----- Data provided
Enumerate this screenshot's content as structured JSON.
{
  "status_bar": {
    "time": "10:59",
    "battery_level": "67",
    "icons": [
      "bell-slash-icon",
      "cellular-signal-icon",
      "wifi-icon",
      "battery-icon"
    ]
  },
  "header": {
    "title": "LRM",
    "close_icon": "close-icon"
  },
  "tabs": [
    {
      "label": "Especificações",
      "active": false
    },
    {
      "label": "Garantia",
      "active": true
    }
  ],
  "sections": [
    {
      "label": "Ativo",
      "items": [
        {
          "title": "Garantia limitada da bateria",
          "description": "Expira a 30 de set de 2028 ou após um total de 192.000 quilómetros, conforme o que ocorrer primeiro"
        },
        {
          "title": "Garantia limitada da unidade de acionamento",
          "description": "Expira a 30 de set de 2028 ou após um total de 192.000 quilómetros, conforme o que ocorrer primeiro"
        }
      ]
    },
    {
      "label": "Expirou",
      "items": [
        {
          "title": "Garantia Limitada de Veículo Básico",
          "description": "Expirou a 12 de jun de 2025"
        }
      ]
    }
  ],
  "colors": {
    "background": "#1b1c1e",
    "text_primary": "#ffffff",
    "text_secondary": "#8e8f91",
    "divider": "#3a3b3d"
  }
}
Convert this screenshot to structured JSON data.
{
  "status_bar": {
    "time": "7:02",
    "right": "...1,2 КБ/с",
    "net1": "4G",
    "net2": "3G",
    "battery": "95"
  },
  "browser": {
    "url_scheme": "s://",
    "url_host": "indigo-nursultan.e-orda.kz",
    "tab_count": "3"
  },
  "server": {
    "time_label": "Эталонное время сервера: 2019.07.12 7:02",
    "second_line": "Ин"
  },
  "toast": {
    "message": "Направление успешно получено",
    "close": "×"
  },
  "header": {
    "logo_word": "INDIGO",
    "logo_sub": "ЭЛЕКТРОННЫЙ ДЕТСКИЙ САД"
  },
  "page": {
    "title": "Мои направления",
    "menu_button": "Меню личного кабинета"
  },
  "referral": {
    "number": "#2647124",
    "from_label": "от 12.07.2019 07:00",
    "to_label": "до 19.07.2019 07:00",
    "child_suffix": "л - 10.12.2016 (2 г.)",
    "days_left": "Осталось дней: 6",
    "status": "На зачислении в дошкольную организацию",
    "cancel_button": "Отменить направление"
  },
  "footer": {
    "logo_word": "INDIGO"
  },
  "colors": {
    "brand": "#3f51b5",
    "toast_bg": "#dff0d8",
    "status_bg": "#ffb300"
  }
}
----------
----- Data provided
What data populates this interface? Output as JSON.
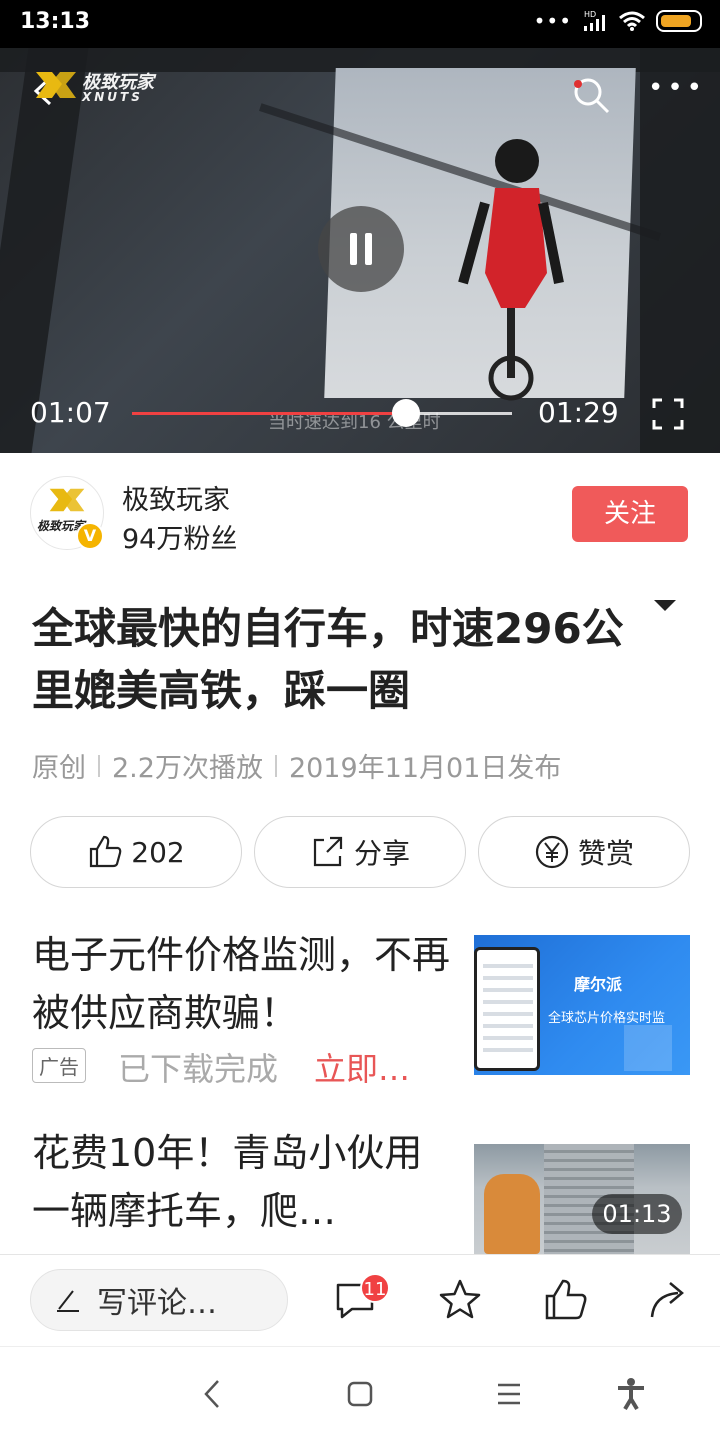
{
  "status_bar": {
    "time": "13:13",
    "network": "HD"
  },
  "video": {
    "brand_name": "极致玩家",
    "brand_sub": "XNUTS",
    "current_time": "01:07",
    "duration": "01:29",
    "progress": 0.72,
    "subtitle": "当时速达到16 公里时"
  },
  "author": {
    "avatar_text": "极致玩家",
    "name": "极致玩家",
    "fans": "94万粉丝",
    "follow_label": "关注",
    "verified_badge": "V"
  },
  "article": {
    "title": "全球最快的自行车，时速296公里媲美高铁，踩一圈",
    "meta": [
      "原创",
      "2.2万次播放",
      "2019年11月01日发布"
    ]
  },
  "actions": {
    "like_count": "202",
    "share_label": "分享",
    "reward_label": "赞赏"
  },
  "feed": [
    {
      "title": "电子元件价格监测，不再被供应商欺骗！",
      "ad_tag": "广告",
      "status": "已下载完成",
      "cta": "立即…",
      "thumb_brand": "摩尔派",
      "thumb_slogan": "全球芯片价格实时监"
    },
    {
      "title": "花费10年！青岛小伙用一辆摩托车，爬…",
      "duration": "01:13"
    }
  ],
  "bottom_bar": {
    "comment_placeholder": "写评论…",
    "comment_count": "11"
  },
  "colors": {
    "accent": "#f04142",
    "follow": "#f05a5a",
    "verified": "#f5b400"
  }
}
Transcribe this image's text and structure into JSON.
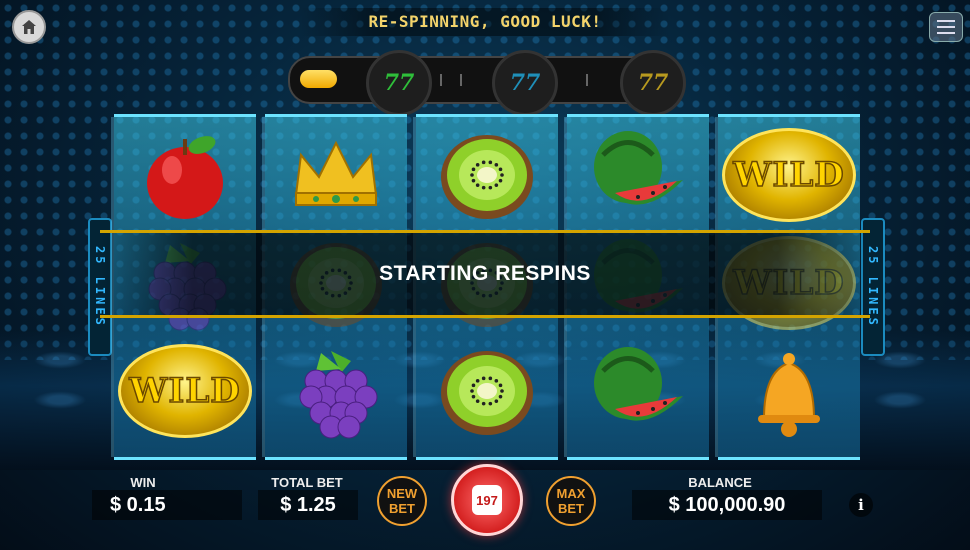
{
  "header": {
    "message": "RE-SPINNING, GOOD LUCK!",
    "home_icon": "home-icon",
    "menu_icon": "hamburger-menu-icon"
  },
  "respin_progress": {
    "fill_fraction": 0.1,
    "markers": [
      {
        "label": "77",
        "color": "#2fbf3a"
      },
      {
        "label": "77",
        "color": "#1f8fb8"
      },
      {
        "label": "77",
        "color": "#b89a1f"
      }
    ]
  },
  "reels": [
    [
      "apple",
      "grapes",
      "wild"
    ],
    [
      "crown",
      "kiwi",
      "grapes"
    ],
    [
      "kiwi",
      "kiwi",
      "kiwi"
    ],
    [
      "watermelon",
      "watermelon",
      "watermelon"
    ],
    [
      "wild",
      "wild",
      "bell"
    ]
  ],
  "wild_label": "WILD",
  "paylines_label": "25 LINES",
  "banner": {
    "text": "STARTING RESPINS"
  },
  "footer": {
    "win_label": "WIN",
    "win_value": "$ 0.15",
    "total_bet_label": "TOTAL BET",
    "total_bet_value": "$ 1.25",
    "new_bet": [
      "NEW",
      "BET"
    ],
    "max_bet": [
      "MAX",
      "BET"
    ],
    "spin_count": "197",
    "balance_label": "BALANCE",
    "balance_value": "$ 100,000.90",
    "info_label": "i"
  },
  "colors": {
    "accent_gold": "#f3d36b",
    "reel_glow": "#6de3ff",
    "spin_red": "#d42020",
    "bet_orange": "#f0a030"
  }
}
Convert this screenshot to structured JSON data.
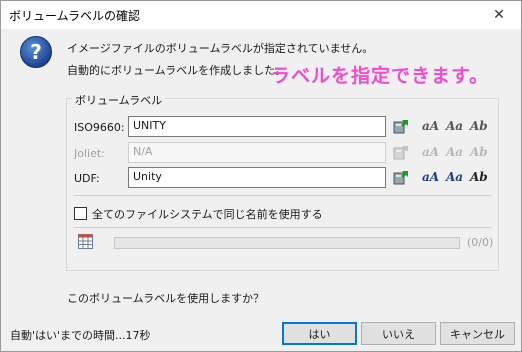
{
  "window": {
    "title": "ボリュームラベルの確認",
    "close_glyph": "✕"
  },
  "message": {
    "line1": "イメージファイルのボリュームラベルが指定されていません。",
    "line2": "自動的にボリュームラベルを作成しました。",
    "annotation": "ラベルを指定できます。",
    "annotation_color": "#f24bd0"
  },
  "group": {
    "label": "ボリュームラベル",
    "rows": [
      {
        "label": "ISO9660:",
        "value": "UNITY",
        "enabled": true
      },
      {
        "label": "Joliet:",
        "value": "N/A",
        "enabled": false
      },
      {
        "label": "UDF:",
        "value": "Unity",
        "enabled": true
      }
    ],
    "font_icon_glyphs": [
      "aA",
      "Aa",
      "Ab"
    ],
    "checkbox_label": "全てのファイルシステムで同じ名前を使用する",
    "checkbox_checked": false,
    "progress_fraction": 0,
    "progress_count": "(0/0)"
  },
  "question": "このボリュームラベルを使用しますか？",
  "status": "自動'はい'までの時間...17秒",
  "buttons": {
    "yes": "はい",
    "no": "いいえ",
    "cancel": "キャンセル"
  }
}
----------
Exercise details
Find all lines holding the string "false" and copy them.

Answer in full
      "active": false
        "enabled": false
    "checkbox_checked": false,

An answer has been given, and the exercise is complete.